Some records:
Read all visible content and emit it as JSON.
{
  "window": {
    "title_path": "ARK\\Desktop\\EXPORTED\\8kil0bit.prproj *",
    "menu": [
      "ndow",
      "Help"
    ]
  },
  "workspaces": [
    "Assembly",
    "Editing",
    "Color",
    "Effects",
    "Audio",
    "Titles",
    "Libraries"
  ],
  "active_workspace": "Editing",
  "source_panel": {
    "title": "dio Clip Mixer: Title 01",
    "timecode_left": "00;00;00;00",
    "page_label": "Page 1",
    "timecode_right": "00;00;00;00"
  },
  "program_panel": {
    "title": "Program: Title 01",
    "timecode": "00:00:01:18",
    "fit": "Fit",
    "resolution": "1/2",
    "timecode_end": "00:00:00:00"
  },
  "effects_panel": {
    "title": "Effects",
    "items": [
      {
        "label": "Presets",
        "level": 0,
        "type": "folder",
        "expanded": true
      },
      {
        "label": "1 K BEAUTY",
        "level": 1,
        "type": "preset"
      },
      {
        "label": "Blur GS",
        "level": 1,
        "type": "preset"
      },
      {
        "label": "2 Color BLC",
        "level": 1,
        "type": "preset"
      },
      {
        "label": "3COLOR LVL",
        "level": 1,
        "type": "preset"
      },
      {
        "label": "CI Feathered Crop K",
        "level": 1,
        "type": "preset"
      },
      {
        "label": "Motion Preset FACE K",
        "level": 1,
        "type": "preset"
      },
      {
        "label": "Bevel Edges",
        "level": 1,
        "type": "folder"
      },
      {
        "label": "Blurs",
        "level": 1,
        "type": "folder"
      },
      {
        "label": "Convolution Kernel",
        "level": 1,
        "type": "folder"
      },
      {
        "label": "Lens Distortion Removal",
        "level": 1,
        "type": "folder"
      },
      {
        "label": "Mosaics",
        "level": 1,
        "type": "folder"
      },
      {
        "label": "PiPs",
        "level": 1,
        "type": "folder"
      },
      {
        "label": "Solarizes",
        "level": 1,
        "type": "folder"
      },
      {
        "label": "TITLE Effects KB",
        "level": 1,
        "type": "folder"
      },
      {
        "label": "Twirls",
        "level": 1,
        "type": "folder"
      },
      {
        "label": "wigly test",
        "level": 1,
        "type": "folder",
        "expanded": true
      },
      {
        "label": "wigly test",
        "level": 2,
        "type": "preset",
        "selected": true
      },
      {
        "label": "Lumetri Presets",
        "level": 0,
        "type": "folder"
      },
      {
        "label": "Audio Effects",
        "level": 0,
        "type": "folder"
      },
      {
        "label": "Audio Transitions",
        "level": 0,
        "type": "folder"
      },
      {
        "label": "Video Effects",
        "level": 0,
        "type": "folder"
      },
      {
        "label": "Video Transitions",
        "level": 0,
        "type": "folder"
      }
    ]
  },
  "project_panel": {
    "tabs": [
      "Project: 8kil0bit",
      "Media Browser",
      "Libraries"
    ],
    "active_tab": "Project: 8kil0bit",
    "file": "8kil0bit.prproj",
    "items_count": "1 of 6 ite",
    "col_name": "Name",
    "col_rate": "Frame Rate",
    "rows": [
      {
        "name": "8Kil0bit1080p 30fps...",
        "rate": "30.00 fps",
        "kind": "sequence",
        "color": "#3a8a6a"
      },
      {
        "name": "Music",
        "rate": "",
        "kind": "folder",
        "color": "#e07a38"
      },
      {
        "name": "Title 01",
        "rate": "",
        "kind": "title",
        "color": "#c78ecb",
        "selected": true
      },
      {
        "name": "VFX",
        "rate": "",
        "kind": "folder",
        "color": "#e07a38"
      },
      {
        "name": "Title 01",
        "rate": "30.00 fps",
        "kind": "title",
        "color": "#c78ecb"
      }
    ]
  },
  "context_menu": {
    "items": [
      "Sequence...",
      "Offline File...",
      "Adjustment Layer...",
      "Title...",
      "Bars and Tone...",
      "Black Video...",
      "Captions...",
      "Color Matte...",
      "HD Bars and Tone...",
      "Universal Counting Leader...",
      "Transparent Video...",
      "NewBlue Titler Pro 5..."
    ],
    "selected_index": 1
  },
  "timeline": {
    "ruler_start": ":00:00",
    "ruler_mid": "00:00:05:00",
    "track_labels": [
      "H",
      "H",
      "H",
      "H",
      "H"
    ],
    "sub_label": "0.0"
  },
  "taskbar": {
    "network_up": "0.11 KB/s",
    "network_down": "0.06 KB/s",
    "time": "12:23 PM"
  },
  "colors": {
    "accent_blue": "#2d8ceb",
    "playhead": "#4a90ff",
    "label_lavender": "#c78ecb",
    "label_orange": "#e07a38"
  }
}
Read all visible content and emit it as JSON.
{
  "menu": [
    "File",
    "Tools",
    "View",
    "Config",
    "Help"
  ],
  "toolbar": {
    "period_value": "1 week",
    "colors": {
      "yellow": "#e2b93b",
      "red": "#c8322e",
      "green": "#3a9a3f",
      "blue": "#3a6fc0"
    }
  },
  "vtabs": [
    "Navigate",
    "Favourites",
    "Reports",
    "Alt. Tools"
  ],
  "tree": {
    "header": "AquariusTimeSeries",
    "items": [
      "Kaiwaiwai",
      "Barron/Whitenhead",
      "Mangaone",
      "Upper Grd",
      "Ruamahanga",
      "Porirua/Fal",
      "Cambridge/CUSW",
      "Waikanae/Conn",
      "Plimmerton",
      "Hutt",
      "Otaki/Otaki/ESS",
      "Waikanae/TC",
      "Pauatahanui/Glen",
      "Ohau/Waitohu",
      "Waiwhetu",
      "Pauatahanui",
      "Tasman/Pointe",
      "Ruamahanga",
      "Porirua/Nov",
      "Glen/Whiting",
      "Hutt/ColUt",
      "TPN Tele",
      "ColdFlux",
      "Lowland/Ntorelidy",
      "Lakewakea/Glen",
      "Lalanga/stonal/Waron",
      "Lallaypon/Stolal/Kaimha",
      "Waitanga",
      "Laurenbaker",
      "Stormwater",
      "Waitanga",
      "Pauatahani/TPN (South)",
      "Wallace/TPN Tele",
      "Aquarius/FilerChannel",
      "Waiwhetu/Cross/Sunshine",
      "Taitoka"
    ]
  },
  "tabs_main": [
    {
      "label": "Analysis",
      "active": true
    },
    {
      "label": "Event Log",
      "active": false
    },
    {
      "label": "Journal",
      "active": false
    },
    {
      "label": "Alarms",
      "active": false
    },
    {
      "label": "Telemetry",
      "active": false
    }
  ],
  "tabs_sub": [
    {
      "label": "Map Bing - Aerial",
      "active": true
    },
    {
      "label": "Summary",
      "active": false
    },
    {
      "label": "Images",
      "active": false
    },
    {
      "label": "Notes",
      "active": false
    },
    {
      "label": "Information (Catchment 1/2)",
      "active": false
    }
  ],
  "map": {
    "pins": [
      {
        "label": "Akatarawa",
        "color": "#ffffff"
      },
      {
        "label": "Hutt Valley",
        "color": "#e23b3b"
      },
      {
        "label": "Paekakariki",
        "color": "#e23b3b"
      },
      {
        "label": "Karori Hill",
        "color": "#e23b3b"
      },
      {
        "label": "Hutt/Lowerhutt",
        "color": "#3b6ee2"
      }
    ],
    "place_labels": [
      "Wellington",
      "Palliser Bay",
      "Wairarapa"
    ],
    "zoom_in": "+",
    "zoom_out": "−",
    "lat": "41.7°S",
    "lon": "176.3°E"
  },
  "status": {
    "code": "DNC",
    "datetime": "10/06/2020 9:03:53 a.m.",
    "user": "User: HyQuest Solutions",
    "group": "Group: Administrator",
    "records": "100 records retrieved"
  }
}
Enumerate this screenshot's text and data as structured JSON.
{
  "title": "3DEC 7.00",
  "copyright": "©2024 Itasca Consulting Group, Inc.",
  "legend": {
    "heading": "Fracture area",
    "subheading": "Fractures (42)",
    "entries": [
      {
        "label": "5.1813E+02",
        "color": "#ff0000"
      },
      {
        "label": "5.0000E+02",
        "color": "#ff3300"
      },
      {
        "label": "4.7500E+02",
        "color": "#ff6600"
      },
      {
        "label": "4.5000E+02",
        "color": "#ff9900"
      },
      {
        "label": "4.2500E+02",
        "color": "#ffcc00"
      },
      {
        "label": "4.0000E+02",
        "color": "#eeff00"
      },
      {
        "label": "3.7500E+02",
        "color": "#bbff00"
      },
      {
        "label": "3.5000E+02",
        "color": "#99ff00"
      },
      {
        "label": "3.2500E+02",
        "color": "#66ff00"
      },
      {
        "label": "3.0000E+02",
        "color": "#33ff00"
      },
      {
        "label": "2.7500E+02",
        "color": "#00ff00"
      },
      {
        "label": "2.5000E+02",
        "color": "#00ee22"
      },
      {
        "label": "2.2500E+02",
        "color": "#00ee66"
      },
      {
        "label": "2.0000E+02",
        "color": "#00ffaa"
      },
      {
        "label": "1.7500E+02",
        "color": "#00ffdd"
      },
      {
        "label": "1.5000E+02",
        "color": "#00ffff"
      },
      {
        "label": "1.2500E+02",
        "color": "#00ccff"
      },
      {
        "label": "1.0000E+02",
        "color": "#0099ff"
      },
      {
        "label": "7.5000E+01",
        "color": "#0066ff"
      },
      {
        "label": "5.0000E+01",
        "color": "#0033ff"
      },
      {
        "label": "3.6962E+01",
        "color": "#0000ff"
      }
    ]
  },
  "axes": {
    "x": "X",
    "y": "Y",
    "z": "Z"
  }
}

:: JOB ::
Copy exactly the lines above, from the one containing "Enumerate this screenshot's" through the very last line.

:: FULL ANSWER ::
Enumerate this screenshot's text and data as structured JSON.
{
  "title": "3DEC 7.00",
  "copyright": "©2024 Itasca Consulting Group, Inc.",
  "legend": {
    "heading": "Fracture area",
    "subheading": "Fractures (42)",
    "entries": [
      {
        "label": "5.1813E+02",
        "color": "#ff0000"
      },
      {
        "label": "5.0000E+02",
        "color": "#ff3300"
      },
      {
        "label": "4.7500E+02",
        "color": "#ff6600"
      },
      {
        "label": "4.5000E+02",
        "color": "#ff9900"
      },
      {
        "label": "4.2500E+02",
        "color": "#ffcc00"
      },
      {
        "label": "4.0000E+02",
        "color": "#eeff00"
      },
      {
        "label": "3.7500E+02",
        "color": "#bbff00"
      },
      {
        "label": "3.5000E+02",
        "color": "#99ff00"
      },
      {
        "label": "3.2500E+02",
        "color": "#66ff00"
      },
      {
        "label": "3.0000E+02",
        "color": "#33ff00"
      },
      {
        "label": "2.7500E+02",
        "color": "#00ff00"
      },
      {
        "label": "2.5000E+02",
        "color": "#00ee22"
      },
      {
        "label": "2.2500E+02",
        "color": "#00ee66"
      },
      {
        "label": "2.0000E+02",
        "color": "#00ffaa"
      },
      {
        "label": "1.7500E+02",
        "color": "#00ffdd"
      },
      {
        "label": "1.5000E+02",
        "color": "#00ffff"
      },
      {
        "label": "1.2500E+02",
        "color": "#00ccff"
      },
      {
        "label": "1.0000E+02",
        "color": "#0099ff"
      },
      {
        "label": "7.5000E+01",
        "color": "#0066ff"
      },
      {
        "label": "5.0000E+01",
        "color": "#0033ff"
      },
      {
        "label": "3.6962E+01",
        "color": "#0000ff"
      }
    ]
  },
  "axes": {
    "x": "X",
    "y": "Y",
    "z": "Z"
  }
}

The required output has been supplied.